───── EXCERPTED DATA

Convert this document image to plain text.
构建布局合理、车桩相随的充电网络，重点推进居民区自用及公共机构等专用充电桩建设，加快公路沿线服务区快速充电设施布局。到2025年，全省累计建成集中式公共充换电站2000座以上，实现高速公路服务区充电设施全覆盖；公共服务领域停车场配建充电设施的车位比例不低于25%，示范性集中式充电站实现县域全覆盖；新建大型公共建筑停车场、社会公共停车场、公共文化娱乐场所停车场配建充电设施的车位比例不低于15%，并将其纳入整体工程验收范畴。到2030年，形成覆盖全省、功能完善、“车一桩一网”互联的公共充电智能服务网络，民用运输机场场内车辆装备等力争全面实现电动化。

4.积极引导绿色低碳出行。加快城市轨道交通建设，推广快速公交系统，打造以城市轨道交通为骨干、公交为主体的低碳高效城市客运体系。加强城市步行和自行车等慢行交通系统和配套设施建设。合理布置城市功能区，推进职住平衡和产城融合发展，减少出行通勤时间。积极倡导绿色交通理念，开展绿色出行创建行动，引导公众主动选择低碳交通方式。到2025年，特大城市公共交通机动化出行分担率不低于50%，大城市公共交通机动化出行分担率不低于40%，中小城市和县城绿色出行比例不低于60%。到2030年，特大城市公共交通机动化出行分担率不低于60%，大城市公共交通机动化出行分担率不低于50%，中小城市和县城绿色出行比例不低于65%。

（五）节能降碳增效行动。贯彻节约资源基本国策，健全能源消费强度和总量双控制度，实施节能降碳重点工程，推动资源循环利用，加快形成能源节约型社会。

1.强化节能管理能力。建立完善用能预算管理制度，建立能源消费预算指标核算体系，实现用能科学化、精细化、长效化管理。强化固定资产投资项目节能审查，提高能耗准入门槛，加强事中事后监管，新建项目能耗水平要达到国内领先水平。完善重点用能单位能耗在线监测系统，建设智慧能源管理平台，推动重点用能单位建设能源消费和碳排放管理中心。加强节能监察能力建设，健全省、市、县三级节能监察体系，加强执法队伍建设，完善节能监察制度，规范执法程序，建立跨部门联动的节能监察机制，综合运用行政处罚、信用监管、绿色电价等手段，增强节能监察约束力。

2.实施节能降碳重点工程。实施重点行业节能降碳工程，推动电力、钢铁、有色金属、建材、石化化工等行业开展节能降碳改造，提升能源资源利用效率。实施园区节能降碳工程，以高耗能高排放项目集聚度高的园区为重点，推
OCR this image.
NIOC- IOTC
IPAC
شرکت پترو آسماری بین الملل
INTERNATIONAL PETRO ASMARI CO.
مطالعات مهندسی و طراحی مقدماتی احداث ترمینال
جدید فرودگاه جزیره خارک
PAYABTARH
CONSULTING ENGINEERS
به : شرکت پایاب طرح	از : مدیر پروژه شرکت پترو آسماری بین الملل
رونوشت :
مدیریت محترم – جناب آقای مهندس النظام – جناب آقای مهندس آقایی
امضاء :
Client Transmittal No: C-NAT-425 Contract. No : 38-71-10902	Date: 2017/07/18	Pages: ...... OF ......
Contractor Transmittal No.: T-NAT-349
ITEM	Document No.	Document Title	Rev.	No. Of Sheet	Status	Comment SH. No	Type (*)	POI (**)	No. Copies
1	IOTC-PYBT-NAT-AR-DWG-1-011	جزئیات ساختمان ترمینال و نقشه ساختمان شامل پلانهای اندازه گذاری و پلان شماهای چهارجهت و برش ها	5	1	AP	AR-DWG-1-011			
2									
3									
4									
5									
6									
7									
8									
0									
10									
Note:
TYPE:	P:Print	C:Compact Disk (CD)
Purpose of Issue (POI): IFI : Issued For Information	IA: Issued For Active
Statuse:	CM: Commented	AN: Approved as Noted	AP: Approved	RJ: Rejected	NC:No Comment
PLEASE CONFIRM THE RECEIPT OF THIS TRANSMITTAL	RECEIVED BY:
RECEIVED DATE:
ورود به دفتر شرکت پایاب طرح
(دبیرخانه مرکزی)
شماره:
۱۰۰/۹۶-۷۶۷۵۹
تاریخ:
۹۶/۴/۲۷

──────────

- STATED TASK
Repeat the entries shown above, every one, word for word.

- TASK OUTPUT
Convert this document image to plain text.
构建布局合理、车桩相随的充电网络，重点推进居民区自用及公共机构等专用充电桩建设，加快公路沿线服务区快速充电设施布局。到2025年，全省累计建成集中式公共充换电站2000座以上，实现高速公路服务区充电设施全覆盖；公共服务领域停车场配建充电设施的车位比例不低于25%，示范性集中式充电站实现县域全覆盖；新建大型公共建筑停车场、社会公共停车场、公共文化娱乐场所停车场配建充电设施的车位比例不低于15%，并将其纳入整体工程验收范畴。到2030年，形成覆盖全省、功能完善、“车一桩一网”互联的公共充电智能服务网络，民用运输机场场内车辆装备等力争全面实现电动化。

4.积极引导绿色低碳出行。加快城市轨道交通建设，推广快速公交系统，打造以城市轨道交通为骨干、公交为主体的低碳高效城市客运体系。加强城市步行和自行车等慢行交通系统和配套设施建设。合理布置城市功能区，推进职住平衡和产城融合发展，减少出行通勤时间。积极倡导绿色交通理念，开展绿色出行创建行动，引导公众主动选择低碳交通方式。到2025年，特大城市公共交通机动化出行分担率不低于50%，大城市公共交通机动化出行分担率不低于40%，中小城市和县城绿色出行比例不低于60%。到2030年，特大城市公共交通机动化出行分担率不低于60%，大城市公共交通机动化出行分担率不低于50%，中小城市和县城绿色出行比例不低于65%。

（五）节能降碳增效行动。贯彻节约资源基本国策，健全能源消费强度和总量双控制度，实施节能降碳重点工程，推动资源循环利用，加快形成能源节约型社会。

1.强化节能管理能力。建立完善用能预算管理制度，建立能源消费预算指标核算体系，实现用能科学化、精细化、长效化管理。强化固定资产投资项目节能审查，提高能耗准入门槛，加强事中事后监管，新建项目能耗水平要达到国内领先水平。完善重点用能单位能耗在线监测系统，建设智慧能源管理平台，推动重点用能单位建设能源消费和碳排放管理中心。加强节能监察能力建设，健全省、市、县三级节能监察体系，加强执法队伍建设，完善节能监察制度，规范执法程序，建立跨部门联动的节能监察机制，综合运用行政处罚、信用监管、绿色电价等手段，增强节能监察约束力。

2.实施节能降碳重点工程。实施重点行业节能降碳工程，推动电力、钢铁、有色金属、建材、石化化工等行业开展节能降碳改造，提升能源资源利用效率。实施园区节能降碳工程，以高耗能高排放项目集聚度高的园区为重点，推
OCR this image.
NIOC- IOTC
IPAC
شرکت پترو آسماری بین الملل
INTERNATIONAL PETRO ASMARI CO.
مطالعات مهندسی و طراحی مقدماتی احداث ترمینال
جدید فرودگاه جزیره خارک
PAYABTARH
CONSULTING ENGINEERS
به : شرکت پایاب طرح	از : مدیر پروژه شرکت پترو آسماری بین الملل
رونوشت :
مدیریت محترم – جناب آقای مهندس النظام – جناب آقای مهندس آقایی
امضاء :
Client Transmittal No: C-NAT-425 Contract. No : 38-71-10902	Date: 2017/07/18	Pages: ...... OF ......
Contractor Transmittal No.: T-NAT-349
ITEM	Document No.	Document Title	Rev.	No. Of Sheet	Status	Comment SH. No	Type (*)	POI (**)	No. Copies
1	IOTC-PYBT-NAT-AR-DWG-1-011	جزئیات ساختمان ترمینال و نقشه ساختمان شامل پلانهای اندازه گذاری و پلان شماهای چهارجهت و برش ها	5	1	AP	AR-DWG-1-011			
2									
3									
4									
5									
6									
7									
8									
0									
10									
Note:
TYPE:	P:Print	C:Compact Disk (CD)
Purpose of Issue (POI): IFI : Issued For Information	IA: Issued For Active
Statuse:	CM: Commented	AN: Approved as Noted	AP: Approved	RJ: Rejected	NC:No Comment
PLEASE CONFIRM THE RECEIPT OF THIS TRANSMITTAL	RECEIVED BY:
RECEIVED DATE:
ورود به دفتر شرکت پایاب طرح
(دبیرخانه مرکزی)
شماره:
۱۰۰/۹۶-۷۶۷۵۹
تاریخ:
۹۶/۴/۲۷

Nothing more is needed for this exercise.